DATA ROWS:
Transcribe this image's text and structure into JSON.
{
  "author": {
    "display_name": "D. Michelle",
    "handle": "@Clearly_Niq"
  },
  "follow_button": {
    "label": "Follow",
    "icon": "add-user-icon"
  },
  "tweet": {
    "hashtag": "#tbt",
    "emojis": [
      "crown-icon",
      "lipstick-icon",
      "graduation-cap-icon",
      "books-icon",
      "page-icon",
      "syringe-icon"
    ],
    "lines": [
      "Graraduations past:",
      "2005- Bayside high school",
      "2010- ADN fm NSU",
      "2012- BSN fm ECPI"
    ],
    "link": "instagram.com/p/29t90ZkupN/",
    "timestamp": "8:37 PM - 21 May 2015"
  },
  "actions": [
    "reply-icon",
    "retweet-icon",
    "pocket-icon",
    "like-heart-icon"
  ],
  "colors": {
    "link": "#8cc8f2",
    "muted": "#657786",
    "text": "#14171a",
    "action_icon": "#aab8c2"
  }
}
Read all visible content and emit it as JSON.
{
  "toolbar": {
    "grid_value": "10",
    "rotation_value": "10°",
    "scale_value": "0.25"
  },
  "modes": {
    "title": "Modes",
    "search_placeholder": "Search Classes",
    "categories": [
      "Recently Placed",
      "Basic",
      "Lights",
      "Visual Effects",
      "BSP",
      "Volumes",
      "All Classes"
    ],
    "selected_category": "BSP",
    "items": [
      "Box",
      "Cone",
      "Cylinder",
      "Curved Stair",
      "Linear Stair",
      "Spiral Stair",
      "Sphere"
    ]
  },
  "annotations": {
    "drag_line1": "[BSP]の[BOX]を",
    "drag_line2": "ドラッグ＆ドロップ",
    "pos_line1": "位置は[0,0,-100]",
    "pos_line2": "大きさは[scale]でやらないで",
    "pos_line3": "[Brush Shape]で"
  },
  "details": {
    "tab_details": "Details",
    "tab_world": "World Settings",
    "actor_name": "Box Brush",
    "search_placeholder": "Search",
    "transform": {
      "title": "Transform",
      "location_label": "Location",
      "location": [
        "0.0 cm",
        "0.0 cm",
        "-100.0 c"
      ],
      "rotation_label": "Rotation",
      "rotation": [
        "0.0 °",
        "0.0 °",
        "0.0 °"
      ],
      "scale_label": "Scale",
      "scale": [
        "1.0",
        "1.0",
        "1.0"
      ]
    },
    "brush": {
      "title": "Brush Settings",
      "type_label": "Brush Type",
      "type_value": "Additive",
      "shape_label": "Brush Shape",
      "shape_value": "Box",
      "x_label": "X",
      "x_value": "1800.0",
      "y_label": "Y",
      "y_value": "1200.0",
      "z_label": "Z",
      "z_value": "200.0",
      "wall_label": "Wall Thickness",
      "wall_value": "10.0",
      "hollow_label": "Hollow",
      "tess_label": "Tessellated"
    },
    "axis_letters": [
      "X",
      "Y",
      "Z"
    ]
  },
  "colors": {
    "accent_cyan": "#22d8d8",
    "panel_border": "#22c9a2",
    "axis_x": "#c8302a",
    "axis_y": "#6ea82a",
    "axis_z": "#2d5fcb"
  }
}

WHAT IS BEING ASKED: Quote each line of the listing above exactly.

CORRECT OUTPUT:
Transcribe this image's text and structure into JSON.
{
  "author": {
    "display_name": "D. Michelle",
    "handle": "@Clearly_Niq"
  },
  "follow_button": {
    "label": "Follow",
    "icon": "add-user-icon"
  },
  "tweet": {
    "hashtag": "#tbt",
    "emojis": [
      "crown-icon",
      "lipstick-icon",
      "graduation-cap-icon",
      "books-icon",
      "page-icon",
      "syringe-icon"
    ],
    "lines": [
      "Graraduations past:",
      "2005- Bayside high school",
      "2010- ADN fm NSU",
      "2012- BSN fm ECPI"
    ],
    "link": "instagram.com/p/29t90ZkupN/",
    "timestamp": "8:37 PM - 21 May 2015"
  },
  "actions": [
    "reply-icon",
    "retweet-icon",
    "pocket-icon",
    "like-heart-icon"
  ],
  "colors": {
    "link": "#8cc8f2",
    "muted": "#657786",
    "text": "#14171a",
    "action_icon": "#aab8c2"
  }
}
Read all visible content and emit it as JSON.
{
  "toolbar": {
    "grid_value": "10",
    "rotation_value": "10°",
    "scale_value": "0.25"
  },
  "modes": {
    "title": "Modes",
    "search_placeholder": "Search Classes",
    "categories": [
      "Recently Placed",
      "Basic",
      "Lights",
      "Visual Effects",
      "BSP",
      "Volumes",
      "All Classes"
    ],
    "selected_category": "BSP",
    "items": [
      "Box",
      "Cone",
      "Cylinder",
      "Curved Stair",
      "Linear Stair",
      "Spiral Stair",
      "Sphere"
    ]
  },
  "annotations": {
    "drag_line1": "[BSP]の[BOX]を",
    "drag_line2": "ドラッグ＆ドロップ",
    "pos_line1": "位置は[0,0,-100]",
    "pos_line2": "大きさは[scale]でやらないで",
    "pos_line3": "[Brush Shape]で"
  },
  "details": {
    "tab_details": "Details",
    "tab_world": "World Settings",
    "actor_name": "Box Brush",
    "search_placeholder": "Search",
    "transform": {
      "title": "Transform",
      "location_label": "Location",
      "location": [
        "0.0 cm",
        "0.0 cm",
        "-100.0 c"
      ],
      "rotation_label": "Rotation",
      "rotation": [
        "0.0 °",
        "0.0 °",
        "0.0 °"
      ],
      "scale_label": "Scale",
      "scale": [
        "1.0",
        "1.0",
        "1.0"
      ]
    },
    "brush": {
      "title": "Brush Settings",
      "type_label": "Brush Type",
      "type_value": "Additive",
      "shape_label": "Brush Shape",
      "shape_value": "Box",
      "x_label": "X",
      "x_value": "1800.0",
      "y_label": "Y",
      "y_value": "1200.0",
      "z_label": "Z",
      "z_value": "200.0",
      "wall_label": "Wall Thickness",
      "wall_value": "10.0",
      "hollow_label": "Hollow",
      "tess_label": "Tessellated"
    },
    "axis_letters": [
      "X",
      "Y",
      "Z"
    ]
  },
  "colors": {
    "accent_cyan": "#22d8d8",
    "panel_border": "#22c9a2",
    "axis_x": "#c8302a",
    "axis_y": "#6ea82a",
    "axis_z": "#2d5fcb"
  }
}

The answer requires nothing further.